Goal
Below is a listing to write out in full, exactly as given, without its pictures.

------ Data provided ------

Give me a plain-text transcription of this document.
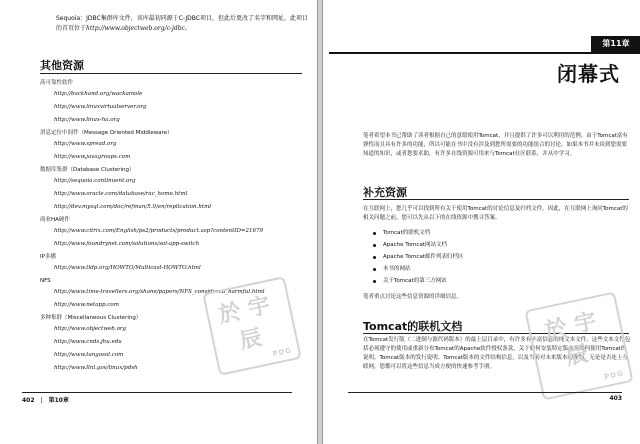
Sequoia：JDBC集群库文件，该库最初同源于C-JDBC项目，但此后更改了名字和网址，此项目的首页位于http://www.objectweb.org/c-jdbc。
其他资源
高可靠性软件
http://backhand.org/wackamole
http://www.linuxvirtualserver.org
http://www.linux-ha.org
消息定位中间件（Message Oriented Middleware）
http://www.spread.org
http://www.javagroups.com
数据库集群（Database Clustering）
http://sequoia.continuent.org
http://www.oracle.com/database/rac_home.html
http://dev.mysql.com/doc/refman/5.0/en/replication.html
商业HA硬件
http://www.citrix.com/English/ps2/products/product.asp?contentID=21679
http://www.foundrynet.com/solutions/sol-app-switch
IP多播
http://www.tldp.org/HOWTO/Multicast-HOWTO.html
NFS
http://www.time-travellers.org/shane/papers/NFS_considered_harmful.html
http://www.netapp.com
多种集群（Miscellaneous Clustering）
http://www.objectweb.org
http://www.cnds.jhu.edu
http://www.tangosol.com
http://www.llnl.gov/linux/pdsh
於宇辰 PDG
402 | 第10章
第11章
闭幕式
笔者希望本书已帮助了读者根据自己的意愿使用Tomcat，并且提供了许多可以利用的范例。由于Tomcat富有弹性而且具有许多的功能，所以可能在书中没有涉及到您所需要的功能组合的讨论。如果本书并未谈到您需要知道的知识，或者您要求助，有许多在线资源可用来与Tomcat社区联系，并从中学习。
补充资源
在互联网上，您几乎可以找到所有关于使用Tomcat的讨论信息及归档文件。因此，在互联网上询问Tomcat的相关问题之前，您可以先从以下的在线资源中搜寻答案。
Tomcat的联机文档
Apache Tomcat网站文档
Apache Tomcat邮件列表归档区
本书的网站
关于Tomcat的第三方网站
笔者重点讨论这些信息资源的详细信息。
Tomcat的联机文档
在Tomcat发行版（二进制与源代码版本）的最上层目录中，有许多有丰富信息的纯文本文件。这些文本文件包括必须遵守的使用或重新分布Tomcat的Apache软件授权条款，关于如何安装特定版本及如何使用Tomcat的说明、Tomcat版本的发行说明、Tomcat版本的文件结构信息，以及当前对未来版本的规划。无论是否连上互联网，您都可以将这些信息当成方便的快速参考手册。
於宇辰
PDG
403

------

Task result
Give me a plain-text transcription of this document.
Sequoia：JDBC集群库文件，该库最初同源于C-JDBC项目，但此后更改了名字和网址，此项目的首页位于http://www.objectweb.org/c-jdbc。
其他资源
高可靠性软件
http://backhand.org/wackamole
http://www.linuxvirtualserver.org
http://www.linux-ha.org
消息定位中间件（Message Oriented Middleware）
http://www.spread.org
http://www.javagroups.com
数据库集群（Database Clustering）
http://sequoia.continuent.org
http://www.oracle.com/database/rac_home.html
http://dev.mysql.com/doc/refman/5.0/en/replication.html
商业HA硬件
http://www.citrix.com/English/ps2/products/product.asp?contentID=21679
http://www.foundrynet.com/solutions/sol-app-switch
IP多播
http://www.tldp.org/HOWTO/Multicast-HOWTO.html
NFS
http://www.time-travellers.org/shane/papers/NFS_considered_harmful.html
http://www.netapp.com
多种集群（Miscellaneous Clustering）
http://www.objectweb.org
http://www.cnds.jhu.edu
http://www.tangosol.com
http://www.llnl.gov/linux/pdsh
於宇辰 PDG
402 | 第10章
第11章
闭幕式
笔者希望本书已帮助了读者根据自己的意愿使用Tomcat，并且提供了许多可以利用的范例。由于Tomcat富有弹性而且具有许多的功能，所以可能在书中没有涉及到您所需要的功能组合的讨论。如果本书并未谈到您需要知道的知识，或者您要求助，有许多在线资源可用来与Tomcat社区联系，并从中学习。
补充资源
在互联网上，您几乎可以找到所有关于使用Tomcat的讨论信息及归档文件。因此，在互联网上询问Tomcat的相关问题之前，您可以先从以下的在线资源中搜寻答案。
Tomcat的联机文档
Apache Tomcat网站文档
Apache Tomcat邮件列表归档区
本书的网站
关于Tomcat的第三方网站
笔者重点讨论这些信息资源的详细信息。
Tomcat的联机文档
在Tomcat发行版（二进制与源代码版本）的最上层目录中，有许多有丰富信息的纯文本文件。这些文本文件包括必须遵守的使用或重新分布Tomcat的Apache软件授权条款，关于如何安装特定版本及如何使用Tomcat的说明、Tomcat版本的发行说明、Tomcat版本的文件结构信息，以及当前对未来版本的规划。无论是否连上互联网，您都可以将这些信息当成方便的快速参考手册。
於宇辰
PDG
403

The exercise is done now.